## GIVEN EXERCISE
Only lines with the string "color" matter here; gather them from the material below.

---*---

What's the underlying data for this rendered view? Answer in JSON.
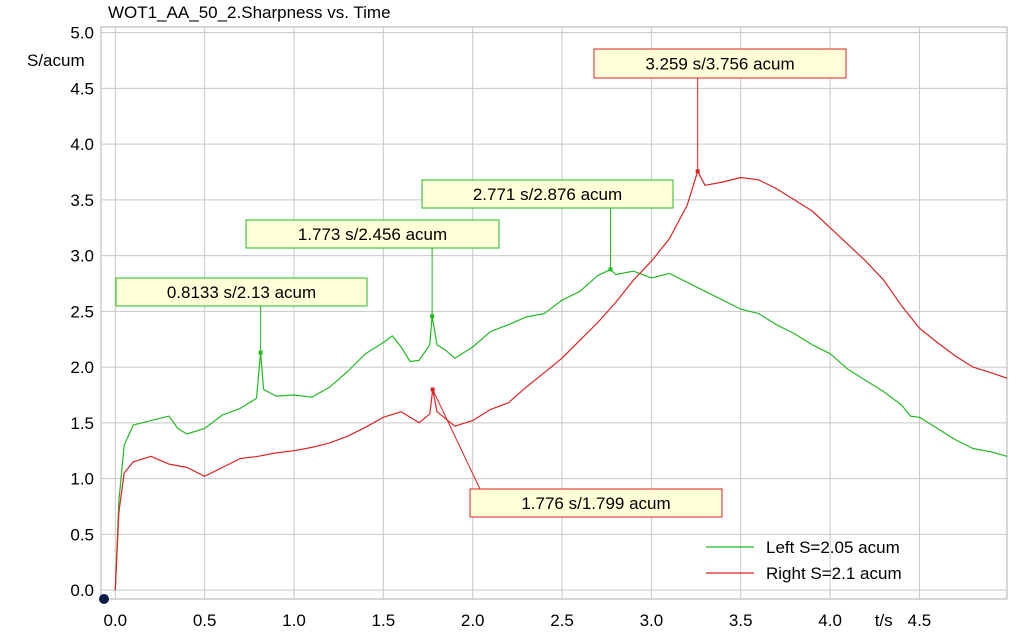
{
  "chart_data": {
    "type": "line",
    "title": "WOT1_AA_50_2.Sharpness vs. Time",
    "ylabel": "S/acum",
    "xlabel": "t/s",
    "xlim": [
      -0.08,
      4.99
    ],
    "ylim": [
      -0.08,
      5.05
    ],
    "x_ticks": [
      "0.0",
      "0.5",
      "1.0",
      "1.5",
      "2.0",
      "2.5",
      "3.0",
      "3.5",
      "4.0",
      "4.5"
    ],
    "y_ticks": [
      "0.0",
      "0.5",
      "1.0",
      "1.5",
      "2.0",
      "2.5",
      "3.0",
      "3.5",
      "4.0",
      "4.5",
      "5.0"
    ],
    "grid": true,
    "legend_position": "bottom-right",
    "series": [
      {
        "name": "Left S=2.05 acum",
        "color": "#22bb22",
        "x": [
          0,
          0.02,
          0.05,
          0.1,
          0.2,
          0.3,
          0.35,
          0.4,
          0.5,
          0.6,
          0.7,
          0.79,
          0.8133,
          0.83,
          0.9,
          1.0,
          1.1,
          1.2,
          1.3,
          1.4,
          1.5,
          1.55,
          1.6,
          1.65,
          1.7,
          1.76,
          1.773,
          1.8,
          1.85,
          1.9,
          2.0,
          2.1,
          2.2,
          2.3,
          2.4,
          2.5,
          2.6,
          2.7,
          2.771,
          2.8,
          2.9,
          3.0,
          3.1,
          3.2,
          3.3,
          3.4,
          3.5,
          3.6,
          3.7,
          3.8,
          3.9,
          4.0,
          4.1,
          4.2,
          4.3,
          4.4,
          4.45,
          4.5,
          4.6,
          4.7,
          4.8,
          4.9,
          4.99
        ],
        "y": [
          0,
          0.8,
          1.3,
          1.48,
          1.52,
          1.56,
          1.45,
          1.4,
          1.45,
          1.57,
          1.63,
          1.72,
          2.13,
          1.8,
          1.74,
          1.75,
          1.73,
          1.82,
          1.96,
          2.12,
          2.22,
          2.28,
          2.18,
          2.05,
          2.06,
          2.2,
          2.456,
          2.2,
          2.15,
          2.08,
          2.18,
          2.32,
          2.38,
          2.45,
          2.48,
          2.6,
          2.68,
          2.82,
          2.876,
          2.83,
          2.86,
          2.8,
          2.84,
          2.76,
          2.68,
          2.6,
          2.52,
          2.48,
          2.38,
          2.3,
          2.2,
          2.12,
          1.98,
          1.88,
          1.78,
          1.66,
          1.56,
          1.55,
          1.45,
          1.35,
          1.27,
          1.24,
          1.2
        ]
      },
      {
        "name": "Right S=2.1 acum",
        "color": "#dd2222",
        "x": [
          0,
          0.02,
          0.05,
          0.1,
          0.2,
          0.3,
          0.4,
          0.5,
          0.6,
          0.7,
          0.8,
          0.9,
          1.0,
          1.1,
          1.2,
          1.3,
          1.4,
          1.5,
          1.6,
          1.7,
          1.76,
          1.776,
          1.8,
          1.9,
          2.0,
          2.1,
          2.2,
          2.3,
          2.4,
          2.5,
          2.6,
          2.7,
          2.8,
          2.9,
          3.0,
          3.1,
          3.2,
          3.259,
          3.3,
          3.4,
          3.5,
          3.6,
          3.7,
          3.8,
          3.9,
          4.0,
          4.1,
          4.2,
          4.3,
          4.4,
          4.5,
          4.6,
          4.7,
          4.8,
          4.9,
          4.99
        ],
        "y": [
          0,
          0.7,
          1.05,
          1.15,
          1.2,
          1.13,
          1.1,
          1.02,
          1.1,
          1.18,
          1.2,
          1.23,
          1.25,
          1.28,
          1.32,
          1.38,
          1.46,
          1.55,
          1.6,
          1.5,
          1.58,
          1.799,
          1.6,
          1.47,
          1.52,
          1.62,
          1.68,
          1.82,
          1.95,
          2.08,
          2.24,
          2.4,
          2.58,
          2.78,
          2.95,
          3.15,
          3.45,
          3.756,
          3.63,
          3.66,
          3.7,
          3.68,
          3.6,
          3.5,
          3.4,
          3.25,
          3.1,
          2.95,
          2.78,
          2.55,
          2.35,
          2.22,
          2.1,
          2.0,
          1.95,
          1.9
        ]
      }
    ],
    "annotations": [
      {
        "series": 0,
        "text": "0.8133 s/2.13 acum",
        "x": 0.8133,
        "y": 2.13
      },
      {
        "series": 0,
        "text": "1.773 s/2.456 acum",
        "x": 1.773,
        "y": 2.456
      },
      {
        "series": 0,
        "text": "2.771 s/2.876 acum",
        "x": 2.771,
        "y": 2.876
      },
      {
        "series": 1,
        "text": "3.259 s/3.756 acum",
        "x": 3.259,
        "y": 3.756
      },
      {
        "series": 1,
        "text": "1.776 s/1.799 acum",
        "x": 1.776,
        "y": 1.799
      }
    ],
    "annotation_fill": "#ffffd8"
  }
}
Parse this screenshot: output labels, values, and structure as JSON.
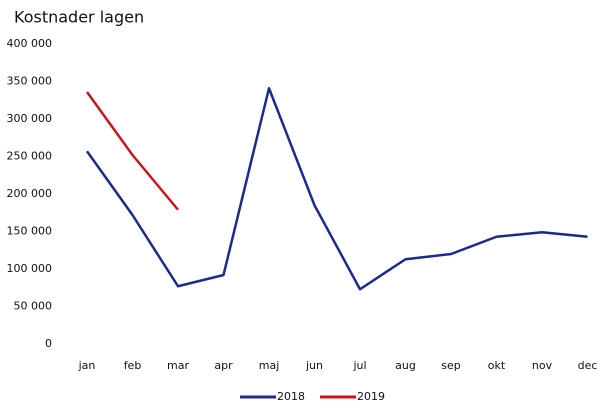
{
  "chart_data": {
    "type": "line",
    "title": "Kostnader lagen",
    "categories": [
      "jan",
      "feb",
      "mar",
      "apr",
      "maj",
      "jun",
      "jul",
      "aug",
      "sep",
      "okt",
      "nov",
      "dec"
    ],
    "series": [
      {
        "name": "2018",
        "color": "#1c2a8c",
        "values": [
          257000,
          172000,
          77000,
          92000,
          341000,
          185000,
          73000,
          113000,
          120000,
          143000,
          149000,
          143000
        ]
      },
      {
        "name": "2019",
        "color": "#c4161c",
        "values": [
          336000,
          252000,
          179000,
          null,
          null,
          null,
          null,
          null,
          null,
          null,
          null,
          null
        ]
      }
    ],
    "ylim": [
      0,
      400000
    ],
    "yticks": [
      0,
      {
        "value": 50000,
        "label": "50 000"
      },
      {
        "value": 100000,
        "label": "100 000"
      },
      {
        "value": 150000,
        "label": "150 000"
      },
      {
        "value": 200000,
        "label": "200 000"
      },
      {
        "value": 250000,
        "label": "250 000"
      },
      {
        "value": 300000,
        "label": "300 000"
      },
      {
        "value": 350000,
        "label": "350 000"
      },
      {
        "value": 400000,
        "label": "400 000"
      }
    ],
    "grid": false
  }
}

---*---

## WORKED SOLUTION
        "color": "#22bb22",
        "color": "#dd2222",
        "color": "#1c2a8c",
        "color": "#c4161c",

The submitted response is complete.